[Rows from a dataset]
(begin)
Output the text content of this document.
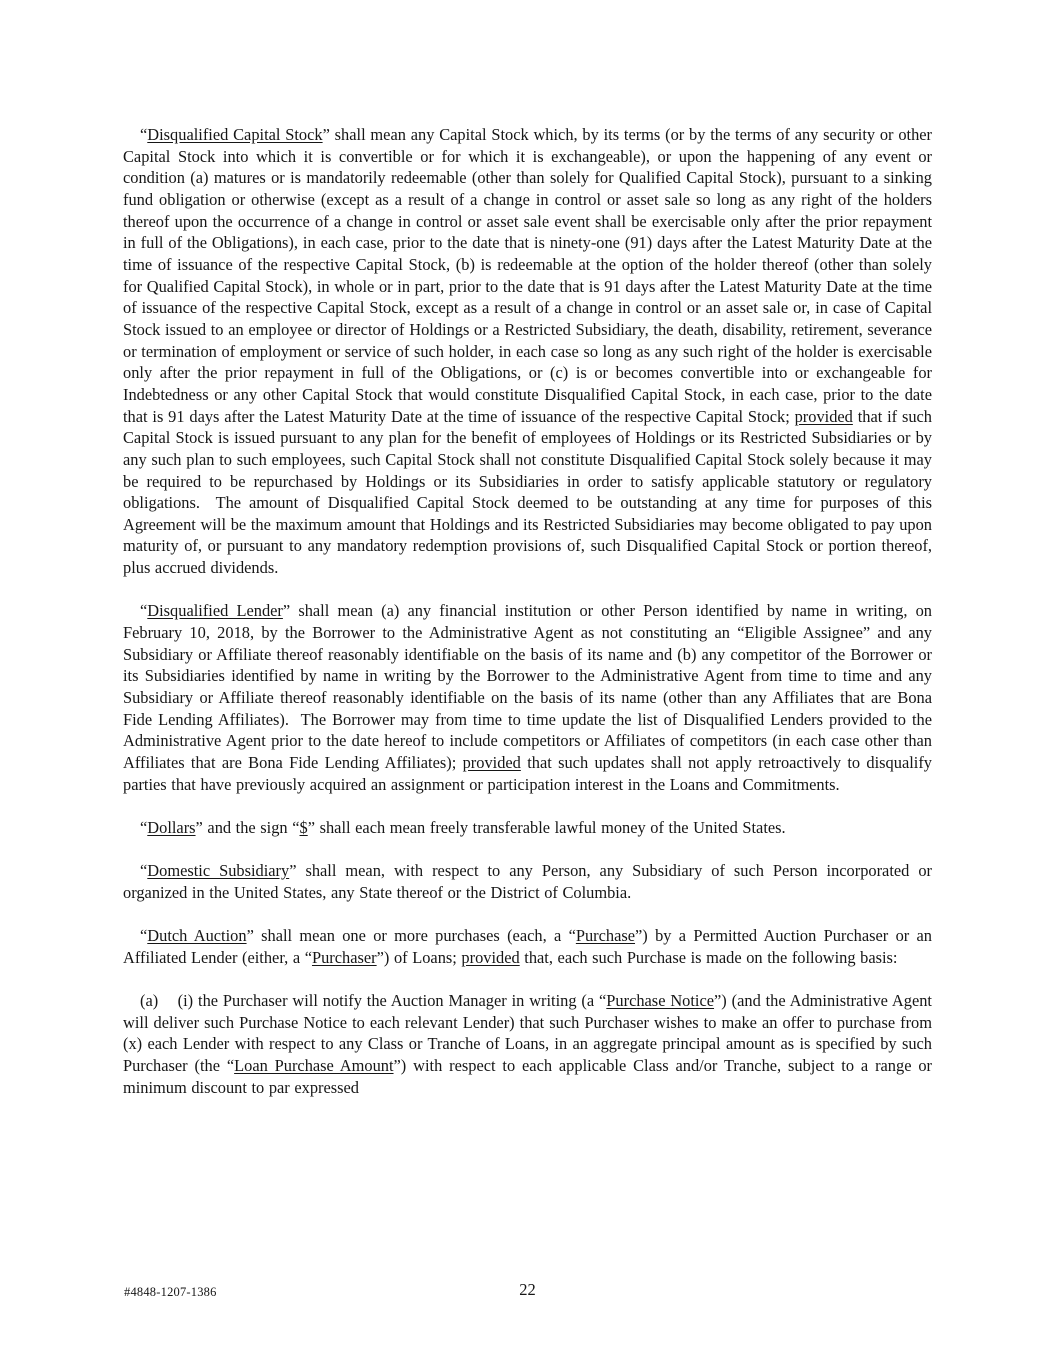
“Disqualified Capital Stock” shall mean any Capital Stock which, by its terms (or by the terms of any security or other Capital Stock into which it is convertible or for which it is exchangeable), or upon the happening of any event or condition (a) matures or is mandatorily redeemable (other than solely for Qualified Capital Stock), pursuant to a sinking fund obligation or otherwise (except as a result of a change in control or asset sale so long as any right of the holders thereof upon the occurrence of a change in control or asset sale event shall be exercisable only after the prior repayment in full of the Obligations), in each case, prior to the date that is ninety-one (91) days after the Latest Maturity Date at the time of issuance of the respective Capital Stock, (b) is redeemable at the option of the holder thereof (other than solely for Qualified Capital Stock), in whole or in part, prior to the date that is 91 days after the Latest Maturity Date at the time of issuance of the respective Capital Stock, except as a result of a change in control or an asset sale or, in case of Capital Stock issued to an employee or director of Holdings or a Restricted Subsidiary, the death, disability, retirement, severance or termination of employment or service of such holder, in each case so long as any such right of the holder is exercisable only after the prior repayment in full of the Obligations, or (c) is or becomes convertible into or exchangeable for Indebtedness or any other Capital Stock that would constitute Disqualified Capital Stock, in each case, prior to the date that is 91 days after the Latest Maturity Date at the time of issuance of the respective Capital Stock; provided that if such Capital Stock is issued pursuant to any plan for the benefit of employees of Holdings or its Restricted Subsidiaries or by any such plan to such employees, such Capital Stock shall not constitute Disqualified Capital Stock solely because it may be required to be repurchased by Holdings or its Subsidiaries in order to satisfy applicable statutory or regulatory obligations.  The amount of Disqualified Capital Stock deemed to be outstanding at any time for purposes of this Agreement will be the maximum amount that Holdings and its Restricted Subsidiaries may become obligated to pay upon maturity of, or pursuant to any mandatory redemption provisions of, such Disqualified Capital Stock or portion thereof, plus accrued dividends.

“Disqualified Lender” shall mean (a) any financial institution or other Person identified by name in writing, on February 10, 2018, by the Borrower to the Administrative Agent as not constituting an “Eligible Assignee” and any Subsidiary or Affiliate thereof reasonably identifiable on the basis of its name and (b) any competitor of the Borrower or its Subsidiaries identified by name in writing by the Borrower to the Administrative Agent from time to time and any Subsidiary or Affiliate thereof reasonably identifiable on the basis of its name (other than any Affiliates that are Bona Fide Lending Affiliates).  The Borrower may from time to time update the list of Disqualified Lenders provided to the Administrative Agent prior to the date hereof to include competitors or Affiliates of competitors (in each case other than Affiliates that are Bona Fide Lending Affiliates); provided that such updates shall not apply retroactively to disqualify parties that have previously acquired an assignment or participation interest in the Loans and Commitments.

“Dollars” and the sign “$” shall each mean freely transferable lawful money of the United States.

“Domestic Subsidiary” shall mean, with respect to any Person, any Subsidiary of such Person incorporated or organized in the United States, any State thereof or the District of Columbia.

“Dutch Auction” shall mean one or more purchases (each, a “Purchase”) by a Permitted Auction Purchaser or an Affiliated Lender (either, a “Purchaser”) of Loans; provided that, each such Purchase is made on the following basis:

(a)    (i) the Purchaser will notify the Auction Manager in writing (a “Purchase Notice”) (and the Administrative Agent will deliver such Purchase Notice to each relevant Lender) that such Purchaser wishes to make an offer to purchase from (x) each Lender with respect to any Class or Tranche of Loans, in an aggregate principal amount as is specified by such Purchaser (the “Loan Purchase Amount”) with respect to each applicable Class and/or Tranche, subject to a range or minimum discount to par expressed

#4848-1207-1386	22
(end)
(begin)
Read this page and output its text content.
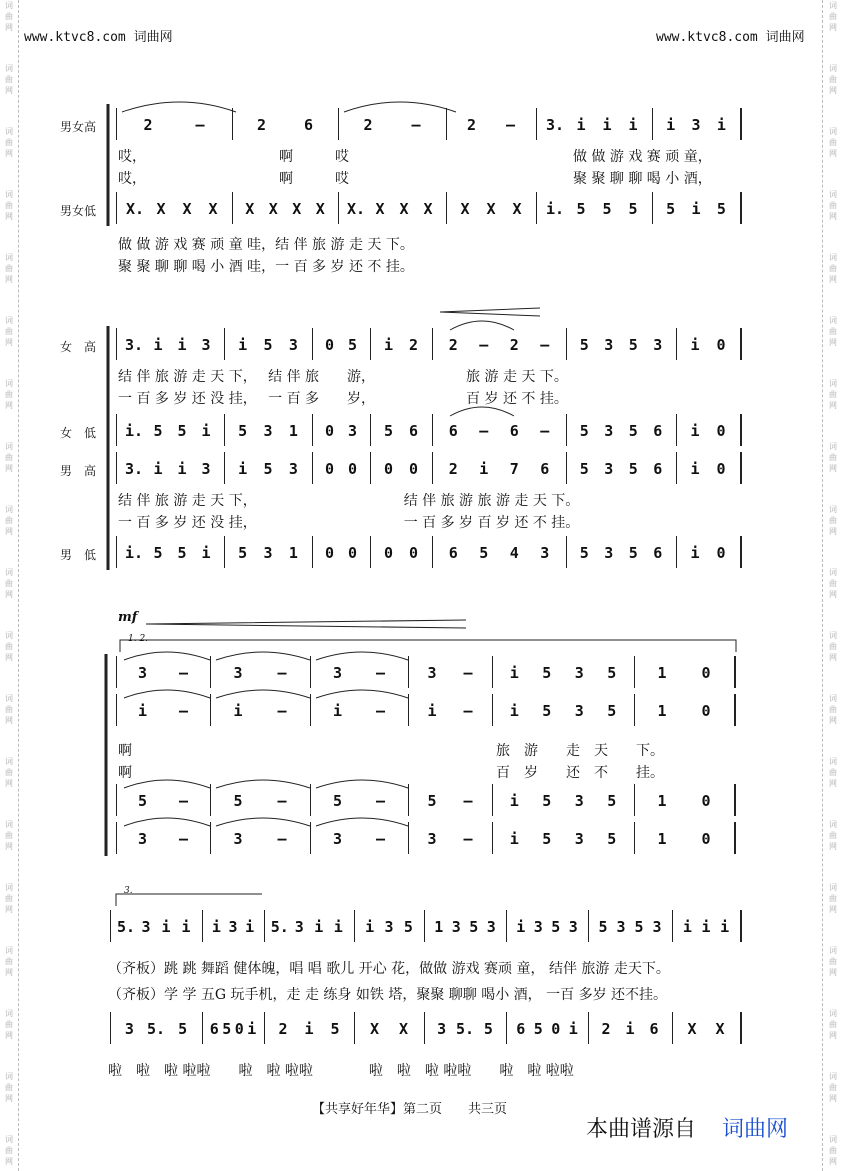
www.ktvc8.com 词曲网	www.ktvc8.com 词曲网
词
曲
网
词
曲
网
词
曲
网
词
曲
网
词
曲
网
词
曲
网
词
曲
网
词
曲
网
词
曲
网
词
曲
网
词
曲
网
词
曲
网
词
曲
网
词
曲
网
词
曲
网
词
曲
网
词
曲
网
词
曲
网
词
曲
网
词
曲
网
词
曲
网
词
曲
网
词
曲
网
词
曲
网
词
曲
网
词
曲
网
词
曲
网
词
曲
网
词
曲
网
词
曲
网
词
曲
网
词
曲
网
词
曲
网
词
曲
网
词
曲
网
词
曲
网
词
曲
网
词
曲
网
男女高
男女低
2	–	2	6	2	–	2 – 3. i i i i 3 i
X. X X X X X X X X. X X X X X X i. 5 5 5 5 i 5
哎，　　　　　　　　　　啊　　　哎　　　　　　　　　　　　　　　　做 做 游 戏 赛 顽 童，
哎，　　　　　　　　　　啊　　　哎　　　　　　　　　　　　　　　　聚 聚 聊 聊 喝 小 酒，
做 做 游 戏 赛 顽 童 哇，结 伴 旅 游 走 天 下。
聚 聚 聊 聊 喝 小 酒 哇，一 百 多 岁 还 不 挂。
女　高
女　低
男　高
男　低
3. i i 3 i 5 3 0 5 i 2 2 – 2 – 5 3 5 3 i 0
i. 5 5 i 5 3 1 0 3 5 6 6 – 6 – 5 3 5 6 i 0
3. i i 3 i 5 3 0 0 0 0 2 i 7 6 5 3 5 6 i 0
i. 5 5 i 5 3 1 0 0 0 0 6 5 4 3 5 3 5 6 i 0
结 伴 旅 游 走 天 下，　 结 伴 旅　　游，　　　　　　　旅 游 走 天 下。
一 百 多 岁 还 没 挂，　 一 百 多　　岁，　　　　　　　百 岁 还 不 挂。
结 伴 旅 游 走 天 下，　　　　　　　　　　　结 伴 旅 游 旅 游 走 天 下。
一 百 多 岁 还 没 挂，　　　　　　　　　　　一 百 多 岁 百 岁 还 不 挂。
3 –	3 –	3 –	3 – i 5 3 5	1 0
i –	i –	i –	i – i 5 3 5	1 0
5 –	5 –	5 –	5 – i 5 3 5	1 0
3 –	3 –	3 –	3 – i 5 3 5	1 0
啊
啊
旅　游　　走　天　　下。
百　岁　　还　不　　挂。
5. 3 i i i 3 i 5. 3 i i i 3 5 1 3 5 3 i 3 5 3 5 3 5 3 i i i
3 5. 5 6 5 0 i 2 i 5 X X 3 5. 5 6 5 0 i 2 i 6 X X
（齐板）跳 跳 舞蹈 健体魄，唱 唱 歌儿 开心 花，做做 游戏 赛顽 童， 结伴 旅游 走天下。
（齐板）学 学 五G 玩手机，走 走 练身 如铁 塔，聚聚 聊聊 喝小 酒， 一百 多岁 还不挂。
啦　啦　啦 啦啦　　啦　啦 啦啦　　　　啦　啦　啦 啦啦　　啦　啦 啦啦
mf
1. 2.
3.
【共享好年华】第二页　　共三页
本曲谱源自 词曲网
(end)
:: WHAT YOU ARE ASKED TO DO ::
Look through the material above and work out how many of its lines contain "content". State the number only.

:: EXPECTED ANSWER ::
2